(Extracted data entries)

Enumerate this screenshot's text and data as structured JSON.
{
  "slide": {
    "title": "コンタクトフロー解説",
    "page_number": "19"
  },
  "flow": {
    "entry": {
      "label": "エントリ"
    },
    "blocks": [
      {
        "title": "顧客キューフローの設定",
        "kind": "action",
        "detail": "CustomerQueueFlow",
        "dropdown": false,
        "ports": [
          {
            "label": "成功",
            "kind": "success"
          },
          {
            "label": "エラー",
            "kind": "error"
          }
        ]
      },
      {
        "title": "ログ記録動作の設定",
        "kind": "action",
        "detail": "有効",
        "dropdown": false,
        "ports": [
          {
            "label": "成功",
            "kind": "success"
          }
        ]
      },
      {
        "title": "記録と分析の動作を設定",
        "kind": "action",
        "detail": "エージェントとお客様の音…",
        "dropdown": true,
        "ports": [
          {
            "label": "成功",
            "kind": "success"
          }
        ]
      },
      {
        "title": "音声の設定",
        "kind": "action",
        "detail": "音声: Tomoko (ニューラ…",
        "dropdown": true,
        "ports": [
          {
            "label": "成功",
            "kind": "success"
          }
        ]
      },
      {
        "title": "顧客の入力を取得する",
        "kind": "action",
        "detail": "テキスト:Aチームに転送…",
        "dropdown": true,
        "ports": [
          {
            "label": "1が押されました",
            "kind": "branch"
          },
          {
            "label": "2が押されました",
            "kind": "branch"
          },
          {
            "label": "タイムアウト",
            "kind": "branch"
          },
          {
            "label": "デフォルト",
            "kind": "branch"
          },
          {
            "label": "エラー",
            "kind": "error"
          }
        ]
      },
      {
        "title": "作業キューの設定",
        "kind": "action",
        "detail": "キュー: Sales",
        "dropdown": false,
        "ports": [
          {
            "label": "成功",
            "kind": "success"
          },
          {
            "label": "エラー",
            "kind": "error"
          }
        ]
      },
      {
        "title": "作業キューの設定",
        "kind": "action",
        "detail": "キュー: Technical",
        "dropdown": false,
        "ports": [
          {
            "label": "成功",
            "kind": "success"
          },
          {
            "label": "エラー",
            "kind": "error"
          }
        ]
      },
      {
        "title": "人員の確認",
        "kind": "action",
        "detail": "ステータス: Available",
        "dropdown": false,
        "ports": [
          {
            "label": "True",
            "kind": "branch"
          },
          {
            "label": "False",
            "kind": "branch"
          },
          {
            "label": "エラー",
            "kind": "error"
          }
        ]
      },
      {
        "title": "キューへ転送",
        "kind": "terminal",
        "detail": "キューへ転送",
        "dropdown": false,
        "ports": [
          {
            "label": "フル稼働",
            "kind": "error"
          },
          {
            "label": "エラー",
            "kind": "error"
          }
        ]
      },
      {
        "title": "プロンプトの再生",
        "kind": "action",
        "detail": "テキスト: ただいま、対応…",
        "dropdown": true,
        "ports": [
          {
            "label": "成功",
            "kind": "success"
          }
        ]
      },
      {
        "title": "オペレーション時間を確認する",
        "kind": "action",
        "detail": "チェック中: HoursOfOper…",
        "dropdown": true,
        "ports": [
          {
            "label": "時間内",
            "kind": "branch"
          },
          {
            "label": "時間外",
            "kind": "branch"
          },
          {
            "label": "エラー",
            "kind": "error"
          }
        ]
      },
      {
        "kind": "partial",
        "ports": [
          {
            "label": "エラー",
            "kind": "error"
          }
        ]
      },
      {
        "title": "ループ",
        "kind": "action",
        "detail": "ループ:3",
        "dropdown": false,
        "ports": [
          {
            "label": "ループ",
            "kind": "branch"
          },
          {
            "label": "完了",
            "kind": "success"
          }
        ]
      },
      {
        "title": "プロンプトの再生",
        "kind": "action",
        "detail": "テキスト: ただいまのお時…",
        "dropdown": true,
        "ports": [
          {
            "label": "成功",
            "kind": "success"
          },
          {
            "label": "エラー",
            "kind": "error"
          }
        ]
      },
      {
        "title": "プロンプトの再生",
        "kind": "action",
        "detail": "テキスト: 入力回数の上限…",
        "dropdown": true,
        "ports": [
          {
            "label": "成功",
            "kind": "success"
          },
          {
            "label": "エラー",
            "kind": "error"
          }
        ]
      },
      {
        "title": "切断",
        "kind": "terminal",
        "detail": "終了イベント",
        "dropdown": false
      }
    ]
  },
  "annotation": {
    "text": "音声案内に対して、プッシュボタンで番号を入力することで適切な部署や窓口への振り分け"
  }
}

**EXERCISE DETAILS:**
Write the data out again in full and exactly.

**REPLY:**
Enumerate this screenshot's text and data as structured JSON.
{
  "slide": {
    "title": "コンタクトフロー解説",
    "page_number": "19"
  },
  "flow": {
    "entry": {
      "label": "エントリ"
    },
    "blocks": [
      {
        "title": "顧客キューフローの設定",
        "kind": "action",
        "detail": "CustomerQueueFlow",
        "dropdown": false,
        "ports": [
          {
            "label": "成功",
            "kind": "success"
          },
          {
            "label": "エラー",
            "kind": "error"
          }
        ]
      },
      {
        "title": "ログ記録動作の設定",
        "kind": "action",
        "detail": "有効",
        "dropdown": false,
        "ports": [
          {
            "label": "成功",
            "kind": "success"
          }
        ]
      },
      {
        "title": "記録と分析の動作を設定",
        "kind": "action",
        "detail": "エージェントとお客様の音…",
        "dropdown": true,
        "ports": [
          {
            "label": "成功",
            "kind": "success"
          }
        ]
      },
      {
        "title": "音声の設定",
        "kind": "action",
        "detail": "音声: Tomoko (ニューラ…",
        "dropdown": true,
        "ports": [
          {
            "label": "成功",
            "kind": "success"
          }
        ]
      },
      {
        "title": "顧客の入力を取得する",
        "kind": "action",
        "detail": "テキスト:Aチームに転送…",
        "dropdown": true,
        "ports": [
          {
            "label": "1が押されました",
            "kind": "branch"
          },
          {
            "label": "2が押されました",
            "kind": "branch"
          },
          {
            "label": "タイムアウト",
            "kind": "branch"
          },
          {
            "label": "デフォルト",
            "kind": "branch"
          },
          {
            "label": "エラー",
            "kind": "error"
          }
        ]
      },
      {
        "title": "作業キューの設定",
        "kind": "action",
        "detail": "キュー: Sales",
        "dropdown": false,
        "ports": [
          {
            "label": "成功",
            "kind": "success"
          },
          {
            "label": "エラー",
            "kind": "error"
          }
        ]
      },
      {
        "title": "作業キューの設定",
        "kind": "action",
        "detail": "キュー: Technical",
        "dropdown": false,
        "ports": [
          {
            "label": "成功",
            "kind": "success"
          },
          {
            "label": "エラー",
            "kind": "error"
          }
        ]
      },
      {
        "title": "人員の確認",
        "kind": "action",
        "detail": "ステータス: Available",
        "dropdown": false,
        "ports": [
          {
            "label": "True",
            "kind": "branch"
          },
          {
            "label": "False",
            "kind": "branch"
          },
          {
            "label": "エラー",
            "kind": "error"
          }
        ]
      },
      {
        "title": "キューへ転送",
        "kind": "terminal",
        "detail": "キューへ転送",
        "dropdown": false,
        "ports": [
          {
            "label": "フル稼働",
            "kind": "error"
          },
          {
            "label": "エラー",
            "kind": "error"
          }
        ]
      },
      {
        "title": "プロンプトの再生",
        "kind": "action",
        "detail": "テキスト: ただいま、対応…",
        "dropdown": true,
        "ports": [
          {
            "label": "成功",
            "kind": "success"
          }
        ]
      },
      {
        "title": "オペレーション時間を確認する",
        "kind": "action",
        "detail": "チェック中: HoursOfOper…",
        "dropdown": true,
        "ports": [
          {
            "label": "時間内",
            "kind": "branch"
          },
          {
            "label": "時間外",
            "kind": "branch"
          },
          {
            "label": "エラー",
            "kind": "error"
          }
        ]
      },
      {
        "kind": "partial",
        "ports": [
          {
            "label": "エラー",
            "kind": "error"
          }
        ]
      },
      {
        "title": "ループ",
        "kind": "action",
        "detail": "ループ:3",
        "dropdown": false,
        "ports": [
          {
            "label": "ループ",
            "kind": "branch"
          },
          {
            "label": "完了",
            "kind": "success"
          }
        ]
      },
      {
        "title": "プロンプトの再生",
        "kind": "action",
        "detail": "テキスト: ただいまのお時…",
        "dropdown": true,
        "ports": [
          {
            "label": "成功",
            "kind": "success"
          },
          {
            "label": "エラー",
            "kind": "error"
          }
        ]
      },
      {
        "title": "プロンプトの再生",
        "kind": "action",
        "detail": "テキスト: 入力回数の上限…",
        "dropdown": true,
        "ports": [
          {
            "label": "成功",
            "kind": "success"
          },
          {
            "label": "エラー",
            "kind": "error"
          }
        ]
      },
      {
        "title": "切断",
        "kind": "terminal",
        "detail": "終了イベント",
        "dropdown": false
      }
    ]
  },
  "annotation": {
    "text": "音声案内に対して、プッシュボタンで番号を入力することで適切な部署や窓口への振り分け"
  }
}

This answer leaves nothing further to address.